*Textauszug*.
--*--

Israelisches Theater:
Requiem für Hanoch
Eine Erinnerung an den im August 1999 verstorbenen
Hanoch Levin, mit dessen Tod das israelische Theater eine seiner
prominentesten Figuren verloren hat...
Ein Nachruf von Autor Michael Morris Reich
Hanoch Levin kam ins Zentrum des israelischen Theaters vom Rand, aus
der Welt des politischen Protests. Seine frühen Stücke fürs Kabarett
waren voller satirischer Schärfe und schockierten das Publikum in ihrer
Offenheit. Levin attackierte die Selbstgefälligkeit der Israelis in der
Folge des Sechs-Tage-Krieges, stellte die scheinbare Unvermeidlichkeit
des militärischen Konfliktes in Frage und warnte vor einer Entwicklung
Israels zu einer Gesellschaft von Eroberern und Ausbeutern.
Die Öffentlichkeit reagierte mit wütender Empörung. Sein Stück "The
Queen of the Bathtub” (1970) wurde zerrissen, weil es das Andenken der
gefallenen Soldaten geschändet und die Hinterbliebenen beleidigt habe.
Nach 18 Vorstellungen wurde das Stück, das am Cameri-Theater zur
Aufführung gelangt war, abgesetzt, nachdem Zuschauer mehrfach versucht
hatten, die Schauspieler von der Bühne zu zerren. Rückblickend erweist
sich Levins damaliges Statement als prophetische Vorwegnahme der
Botschaft der Friedensbewegung von heute.

--*--

*Kurze Übung 1*. Forme nur einen Teil der Datensätze in eine nummerierte Liste ohne Leerzeilen um. Beginne mit der ersten Zeile der Datensätze und höre nach der Zeile auf, die "sync-icon xyxy=(689,24,705,42)" enthält.

--*--

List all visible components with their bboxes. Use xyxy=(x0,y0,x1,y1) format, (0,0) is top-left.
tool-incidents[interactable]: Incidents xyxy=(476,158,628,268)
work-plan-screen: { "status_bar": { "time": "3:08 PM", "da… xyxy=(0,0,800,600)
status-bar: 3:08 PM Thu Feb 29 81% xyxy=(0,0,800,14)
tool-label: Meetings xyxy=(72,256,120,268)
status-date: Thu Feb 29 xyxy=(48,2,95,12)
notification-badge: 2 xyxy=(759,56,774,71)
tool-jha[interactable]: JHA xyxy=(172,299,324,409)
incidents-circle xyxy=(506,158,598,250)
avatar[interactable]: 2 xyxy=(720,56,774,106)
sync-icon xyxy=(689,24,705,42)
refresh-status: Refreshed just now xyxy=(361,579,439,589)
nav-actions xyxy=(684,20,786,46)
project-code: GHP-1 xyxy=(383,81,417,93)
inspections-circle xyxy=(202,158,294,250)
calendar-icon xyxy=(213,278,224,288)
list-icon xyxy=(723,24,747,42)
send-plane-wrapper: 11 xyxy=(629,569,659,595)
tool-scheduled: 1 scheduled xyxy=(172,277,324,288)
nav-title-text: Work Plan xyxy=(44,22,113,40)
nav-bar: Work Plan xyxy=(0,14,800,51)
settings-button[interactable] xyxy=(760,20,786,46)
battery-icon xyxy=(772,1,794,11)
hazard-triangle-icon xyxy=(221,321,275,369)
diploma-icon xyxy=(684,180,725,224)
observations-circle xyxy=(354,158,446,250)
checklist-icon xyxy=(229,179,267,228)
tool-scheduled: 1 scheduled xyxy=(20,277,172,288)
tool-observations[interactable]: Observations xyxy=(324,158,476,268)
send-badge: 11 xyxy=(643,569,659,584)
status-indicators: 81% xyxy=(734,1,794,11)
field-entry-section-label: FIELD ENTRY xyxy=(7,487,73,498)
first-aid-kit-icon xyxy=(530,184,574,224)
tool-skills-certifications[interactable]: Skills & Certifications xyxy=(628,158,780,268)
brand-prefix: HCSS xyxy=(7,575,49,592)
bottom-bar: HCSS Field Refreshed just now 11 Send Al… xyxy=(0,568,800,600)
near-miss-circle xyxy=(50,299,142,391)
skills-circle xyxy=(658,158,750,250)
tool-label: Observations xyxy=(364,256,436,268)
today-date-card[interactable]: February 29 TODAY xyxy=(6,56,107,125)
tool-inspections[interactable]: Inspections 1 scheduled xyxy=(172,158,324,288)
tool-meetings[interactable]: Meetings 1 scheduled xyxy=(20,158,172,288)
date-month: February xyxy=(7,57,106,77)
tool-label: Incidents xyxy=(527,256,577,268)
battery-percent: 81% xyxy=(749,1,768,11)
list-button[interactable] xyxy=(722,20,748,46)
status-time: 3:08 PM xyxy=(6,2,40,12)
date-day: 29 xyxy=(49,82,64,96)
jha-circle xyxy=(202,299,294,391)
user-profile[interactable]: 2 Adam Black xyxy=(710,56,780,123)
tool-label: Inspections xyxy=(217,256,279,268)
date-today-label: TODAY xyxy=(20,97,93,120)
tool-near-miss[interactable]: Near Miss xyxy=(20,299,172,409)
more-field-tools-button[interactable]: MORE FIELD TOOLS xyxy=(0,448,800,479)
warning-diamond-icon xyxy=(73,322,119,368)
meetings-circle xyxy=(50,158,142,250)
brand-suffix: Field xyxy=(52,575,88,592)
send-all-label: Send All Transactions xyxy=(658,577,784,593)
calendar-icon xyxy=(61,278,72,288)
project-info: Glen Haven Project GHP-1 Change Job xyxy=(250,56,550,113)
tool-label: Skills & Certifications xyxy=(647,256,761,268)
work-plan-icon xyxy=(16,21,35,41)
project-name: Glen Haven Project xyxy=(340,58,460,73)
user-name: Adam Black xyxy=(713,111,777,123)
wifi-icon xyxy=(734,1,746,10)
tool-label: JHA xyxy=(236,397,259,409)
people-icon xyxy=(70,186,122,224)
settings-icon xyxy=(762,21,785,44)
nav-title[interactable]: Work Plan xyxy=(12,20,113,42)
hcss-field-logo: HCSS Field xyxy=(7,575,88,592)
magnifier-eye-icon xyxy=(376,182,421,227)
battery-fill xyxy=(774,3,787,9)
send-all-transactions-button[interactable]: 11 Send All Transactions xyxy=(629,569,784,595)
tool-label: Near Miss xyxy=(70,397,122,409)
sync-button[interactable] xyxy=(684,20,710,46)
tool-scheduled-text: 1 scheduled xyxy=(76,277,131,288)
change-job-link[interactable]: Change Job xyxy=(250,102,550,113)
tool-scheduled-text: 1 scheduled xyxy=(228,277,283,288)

--*--

*Kurze Übung 2*. Schreibe aus dem Nachruf auf Hanoch Levin den Abschnitt wortgetreu ab, der bei den Worten "Ein Nachruf von" beginnt und nach den Worten "Eroberern und Ausbeutern." endet.

*Vollständige Lösung 1*.
1. List all visible components with their bboxes. Use xyxy=(x0,y0,x1,y1) format, (0,0) is top-left.
2. tool-incidents[interactable]: Incidents xyxy=(476,158,628,268)
3. work-plan-screen: { "status_bar": { "time": "3:08 PM", "da… xyxy=(0,0,800,600)
4. status-bar: 3:08 PM Thu Feb 29 81% xyxy=(0,0,800,14)
5. tool-label: Meetings xyxy=(72,256,120,268)
6. status-date: Thu Feb 29 xyxy=(48,2,95,12)
7. notification-badge: 2 xyxy=(759,56,774,71)
8. tool-jha[interactable]: JHA xyxy=(172,299,324,409)
9. incidents-circle xyxy=(506,158,598,250)
10. avatar[interactable]: 2 xyxy=(720,56,774,106)
11. sync-icon xyxy=(689,24,705,42)

*Vollständige Lösung 2*.
Ein Nachruf von Autor Michael Morris Reich
Hanoch Levin kam ins Zentrum des israelischen Theaters vom Rand, aus
der Welt des politischen Protests. Seine frühen Stücke fürs Kabarett
waren voller satirischer Schärfe und schockierten das Publikum in ihrer
Offenheit. Levin attackierte die Selbstgefälligkeit der Israelis in der
Folge des Sechs-Tage-Krieges, stellte die scheinbare Unvermeidlichkeit
des militärischen Konfliktes in Frage und warnte vor einer Entwicklung
Israels zu einer Gesellschaft von Eroberern und Ausbeutern.